■ **Directions for this task**: Only the pictures are omitted; repeat all other data exactly.

■ **Data excerpts**:

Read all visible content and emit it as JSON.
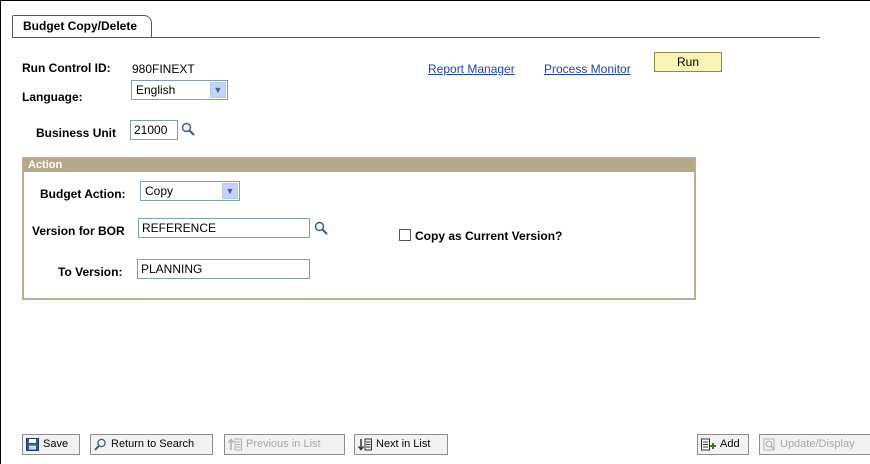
{
  "tab": {
    "label": "Budget Copy/Delete"
  },
  "run_control": {
    "label": "Run Control ID:",
    "value": "980FINEXT"
  },
  "language": {
    "label": "Language:",
    "selected": "English"
  },
  "links": {
    "report_manager": "Report Manager",
    "process_monitor": "Process Monitor"
  },
  "run_button": {
    "label": "Run"
  },
  "business_unit": {
    "label": "Business Unit",
    "value": "21000"
  },
  "action": {
    "header": "Action",
    "budget_action_label": "Budget Action:",
    "budget_action_value": "Copy",
    "version_bor_label": "Version for BOR",
    "version_bor_value": "REFERENCE",
    "copy_current_label": "Copy as Current Version?",
    "to_version_label": "To Version:",
    "to_version_value": "PLANNING"
  },
  "toolbar": {
    "save": "Save",
    "return_to_search": "Return to Search",
    "previous_in_list": "Previous in List",
    "next_in_list": "Next in List",
    "add": "Add",
    "update_display": "Update/Display"
  }
}
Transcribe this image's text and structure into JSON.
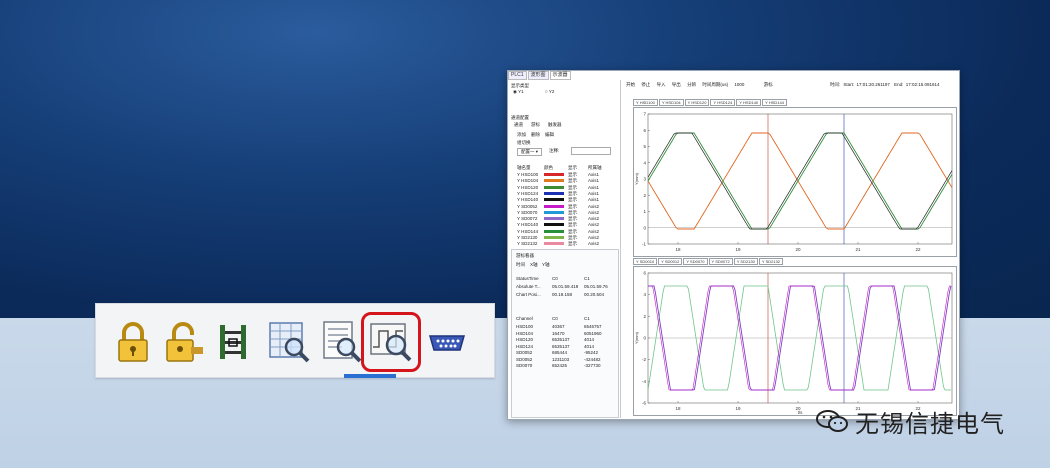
{
  "window": {
    "tabs": [
      "PLC1",
      "波形图",
      "示波器"
    ],
    "display_type_label": "显示类型",
    "radio_y1": "Y1",
    "radio_y2": "Y2",
    "channel_config_label": "通道配置",
    "sub_tabs": [
      "通道",
      "游标",
      "触发器"
    ],
    "actions": [
      "添加",
      "删除",
      "编辑"
    ],
    "group_label": "组切换",
    "group_select": "配置一",
    "note_label": "注释:",
    "table_headers": [
      "轴名量",
      "颜色",
      "显示",
      "所属轴"
    ],
    "channels": [
      {
        "name": "Y HSD100",
        "color": "#d62828",
        "show": "显示",
        "axis": "Axis1"
      },
      {
        "name": "Y HSD104",
        "color": "#e07a1f",
        "show": "显示",
        "axis": "Axis1"
      },
      {
        "name": "Y HSD120",
        "color": "#3c8f2f",
        "show": "显示",
        "axis": "Axis1"
      },
      {
        "name": "Y HSD124",
        "color": "#1b2fb3",
        "show": "显示",
        "axis": "Axis1"
      },
      {
        "name": "Y HSD140",
        "color": "#111111",
        "show": "显示",
        "axis": "Axis1"
      },
      {
        "name": "Y SD0052",
        "color": "#c61bc9",
        "show": "显示",
        "axis": "Axis2"
      },
      {
        "name": "Y SD0070",
        "color": "#1e9bd6",
        "show": "显示",
        "axis": "Axis2"
      },
      {
        "name": "Y SD0072",
        "color": "#8d6ac9",
        "show": "显示",
        "axis": "Axis2"
      },
      {
        "name": "Y HSD140",
        "color": "#111111",
        "show": "显示",
        "axis": "Axis2"
      },
      {
        "name": "Y HSD144",
        "color": "#2a8f3a",
        "show": "显示",
        "axis": "Axis2"
      },
      {
        "name": "Y SD2130",
        "color": "#7fb54a",
        "show": "显示",
        "axis": "Axis2"
      },
      {
        "name": "Y SD2132",
        "color": "#e98aa0",
        "show": "显示",
        "axis": "Axis2"
      }
    ],
    "cursor_panel_title": "游标看器",
    "cursor_tabs": [
      "时间",
      "X轴",
      "Y轴"
    ],
    "status_rows": [
      {
        "k": "StatusTime",
        "c0": "C0",
        "c1": "C1"
      },
      {
        "k": "Absolute T...",
        "c0": "05.01.59.419",
        "c1": "05.01.59.76"
      },
      {
        "k": "Chart Posi...",
        "c0": "00.19.158",
        "c1": "00.20.504"
      }
    ],
    "channel_values_header": {
      "k": "Channel",
      "c0": "C0",
      "c1": "C1"
    },
    "channel_values": [
      {
        "k": "HSD100",
        "c0": "40367",
        "c1": "6546757"
      },
      {
        "k": "HSD104",
        "c0": "16470",
        "c1": "6051960"
      },
      {
        "k": "HSD120",
        "c0": "6535137",
        "c1": "4014"
      },
      {
        "k": "HSD124",
        "c0": "6535137",
        "c1": "4014"
      },
      {
        "k": "SD0052",
        "c0": "685444",
        "c1": "-95242"
      },
      {
        "k": "SD0052",
        "c0": "1231103",
        "c1": "-424482"
      },
      {
        "k": "SD0070",
        "c0": "652425",
        "c1": "-327730"
      }
    ],
    "toolbar_items": [
      "开始",
      "停止",
      "导入",
      "导出",
      "分辨",
      "时间周期(us)",
      "1000",
      "游标"
    ],
    "time_label": "时间:",
    "start_label": "Start:",
    "start_value": "17:01:20.261197",
    "end_label": "End:",
    "end_value": "17:02:15.091614",
    "legend_top": [
      "Y HSD100",
      "Y HSD104",
      "Y HSD120",
      "Y HSD124",
      "Y HSD140",
      "Y HSD144"
    ],
    "legend_bottom": [
      "Y SD0010",
      "Y SD0012",
      "Y SD0070",
      "Y SD0072",
      "Y SD2130",
      "Y SD2132"
    ],
    "top_ylabel": "Y(mm)",
    "bottom_ylabel": "Y(mm)",
    "bottom_xlabel": "t/s",
    "top_yticks": [
      "7",
      "6",
      "5",
      "4",
      "3",
      "2",
      "1",
      "0",
      "-1"
    ],
    "bottom_yticks": [
      "6",
      "4",
      "2",
      "0",
      "-2",
      "-4",
      "-6"
    ],
    "xticks": [
      "18",
      "19",
      "20",
      "21",
      "22"
    ]
  },
  "toolbar": {
    "icons": [
      "lock-icon",
      "unlock-icon",
      "ladder-icon",
      "table-zoom-icon",
      "doc-zoom-icon",
      "oscilloscope-zoom-icon",
      "serial-port-icon"
    ]
  },
  "watermark": {
    "text": "无锡信捷电气"
  },
  "colors": {
    "highlight": "#d4151b",
    "bg_dark": "#0b2e63"
  }
}
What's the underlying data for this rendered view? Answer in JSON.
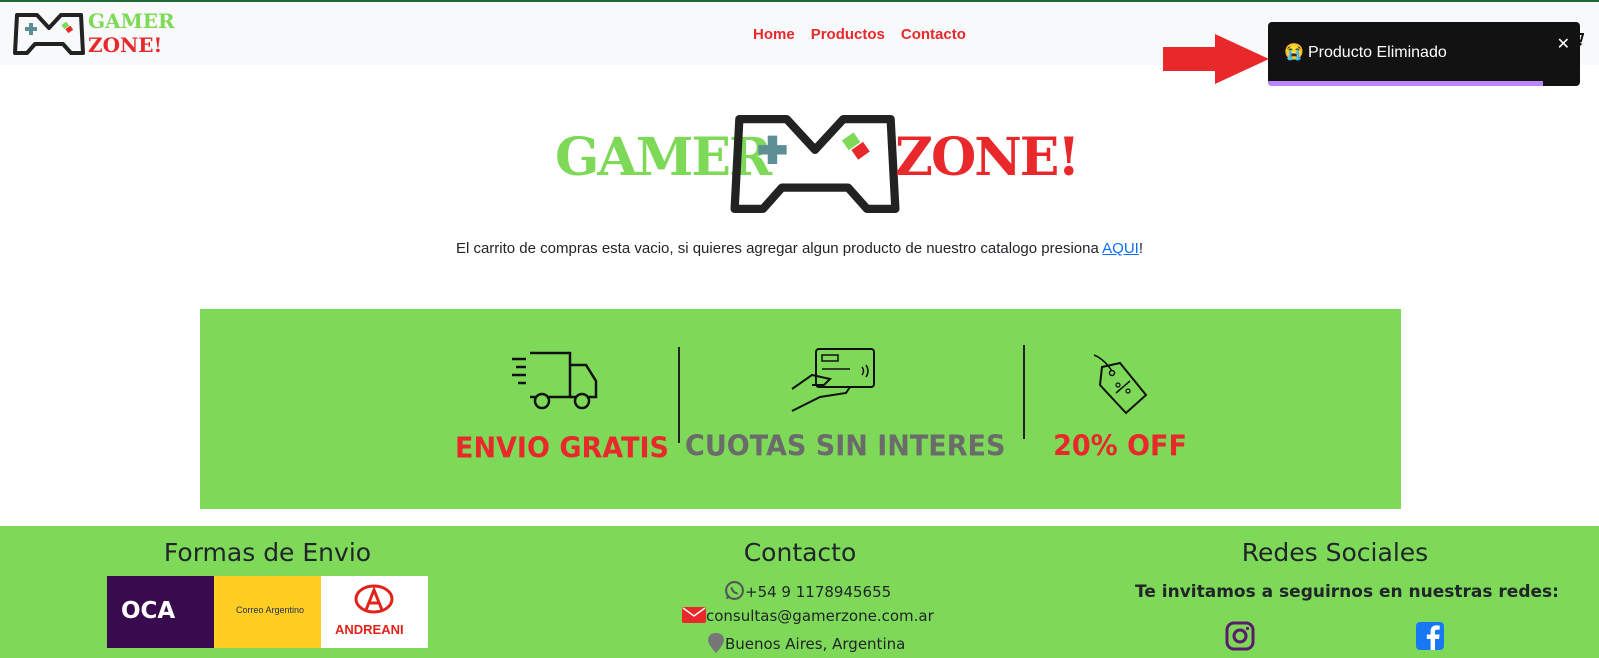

■ **Final result**:
Read all visible content and emit it as JSON.
{
  "tab": {
    "label": "Budget Copy/Delete"
  },
  "run_control": {
    "label": "Run Control ID:",
    "value": "980FINEXT"
  },
  "language": {
    "label": "Language:",
    "selected": "English"
  },
  "links": {
    "report_manager": "Report Manager",
    "process_monitor": "Process Monitor"
  },
  "run_button": {
    "label": "Run"
  },
  "business_unit": {
    "label": "Business Unit",
    "value": "21000"
  },
  "action": {
    "header": "Action",
    "budget_action_label": "Budget Action:",
    "budget_action_value": "Copy",
    "version_bor_label": "Version for BOR",
    "version_bor_value": "REFERENCE",
    "copy_current_label": "Copy as Current Version?",
    "to_version_label": "To Version:",
    "to_version_value": "PLANNING"
  },
  "toolbar": {
    "save": "Save",
    "return_to_search": "Return to Search",
    "previous_in_list": "Previous in List",
    "next_in_list": "Next in List",
    "add": "Add",
    "update_display": "Update/Display"
  }
}
Transcribe this image's text and structure into JSON.
{
  "window": {
    "tabs": [
      "PLC1",
      "波形图",
      "示波器"
    ],
    "display_type_label": "显示类型",
    "radio_y1": "Y1",
    "radio_y2": "Y2",
    "channel_config_label": "通道配置",
    "sub_tabs": [
      "通道",
      "游标",
      "触发器"
    ],
    "actions": [
      "添加",
      "删除",
      "编辑"
    ],
    "group_label": "组切换",
    "group_select": "配置一",
    "note_label": "注释:",
    "table_headers": [
      "轴名量",
      "颜色",
      "显示",
      "所属轴"
    ],
    "channels": [
      {
        "name": "Y HSD100",
        "color": "#d62828",
        "show": "显示",
        "axis": "Axis1"
      },
      {
        "name": "Y HSD104",
        "color": "#e07a1f",
        "show": "显示",
        "axis": "Axis1"
      },
      {
        "name": "Y HSD120",
        "color": "#3c8f2f",
        "show": "显示",
        "axis": "Axis1"
      },
      {
        "name": "Y HSD124",
        "color": "#1b2fb3",
        "show": "显示",
        "axis": "Axis1"
      },
      {
        "name": "Y HSD140",
        "color": "#111111",
        "show": "显示",
        "axis": "Axis1"
      },
      {
        "name": "Y SD0052",
        "color": "#c61bc9",
        "show": "显示",
        "axis": "Axis2"
      },
      {
        "name": "Y SD0070",
        "color": "#1e9bd6",
        "show": "显示",
        "axis": "Axis2"
      },
      {
        "name": "Y SD0072",
        "color": "#8d6ac9",
        "show": "显示",
        "axis": "Axis2"
      },
      {
        "name": "Y HSD140",
        "color": "#111111",
        "show": "显示",
        "axis": "Axis2"
      },
      {
        "name": "Y HSD144",
        "color": "#2a8f3a",
        "show": "显示",
        "axis": "Axis2"
      },
      {
        "name": "Y SD2130",
        "color": "#7fb54a",
        "show": "显示",
        "axis": "Axis2"
      },
      {
        "name": "Y SD2132",
        "color": "#e98aa0",
        "show": "显示",
        "axis": "Axis2"
      }
    ],
    "cursor_panel_title": "游标看器",
    "cursor_tabs": [
      "时间",
      "X轴",
      "Y轴"
    ],
    "status_rows": [
      {
        "k": "StatusTime",
        "c0": "C0",
        "c1": "C1"
      },
      {
        "k": "Absolute T...",
        "c0": "05.01.59.419",
        "c1": "05.01.59.76"
      },
      {
        "k": "Chart Posi...",
        "c0": "00.19.158",
        "c1": "00.20.504"
      }
    ],
    "channel_values_header": {
      "k": "Channel",
      "c0": "C0",
      "c1": "C1"
    },
    "channel_values": [
      {
        "k": "HSD100",
        "c0": "40367",
        "c1": "6546757"
      },
      {
        "k": "HSD104",
        "c0": "16470",
        "c1": "6051960"
      },
      {
        "k": "HSD120",
        "c0": "6535137",
        "c1": "4014"
      },
      {
        "k": "HSD124",
        "c0": "6535137",
        "c1": "4014"
      },
      {
        "k": "SD0052",
        "c0": "685444",
        "c1": "-95242"
      },
      {
        "k": "SD0052",
        "c0": "1231103",
        "c1": "-424482"
      },
      {
        "k": "SD0070",
        "c0": "652425",
        "c1": "-327730"
      }
    ],
    "toolbar_items": [
      "开始",
      "停止",
      "导入",
      "导出",
      "分辨",
      "时间周期(us)",
      "1000",
      "游标"
    ],
    "time_label": "时间:",
    "start_label": "Start:",
    "start_value": "17:01:20.261197",
    "end_label": "End:",
    "end_value": "17:02:15.091614",
    "legend_top": [
      "Y HSD100",
      "Y HSD104",
      "Y HSD120",
      "Y HSD124",
      "Y HSD140",
      "Y HSD144"
    ],
    "legend_bottom": [
      "Y SD0010",
      "Y SD0012",
      "Y SD0070",
      "Y SD0072",
      "Y SD2130",
      "Y SD2132"
    ],
    "top_ylabel": "Y(mm)",
    "bottom_ylabel": "Y(mm)",
    "bottom_xlabel": "t/s",
    "top_yticks": [
      "7",
      "6",
      "5",
      "4",
      "3",
      "2",
      "1",
      "0",
      "-1"
    ],
    "bottom_yticks": [
      "6",
      "4",
      "2",
      "0",
      "-2",
      "-4",
      "-6"
    ],
    "xticks": [
      "18",
      "19",
      "20",
      "21",
      "22"
    ]
  },
  "toolbar": {
    "icons": [
      "lock-icon",
      "unlock-icon",
      "ladder-icon",
      "table-zoom-icon",
      "doc-zoom-icon",
      "oscilloscope-zoom-icon",
      "serial-port-icon"
    ]
  },
  "watermark": {
    "text": "无锡信捷电气"
  },
  "colors": {
    "highlight": "#d4151b",
    "bg_dark": "#0b2e63"
  }
}
What's the underlying data for this rendered view? Answer in JSON.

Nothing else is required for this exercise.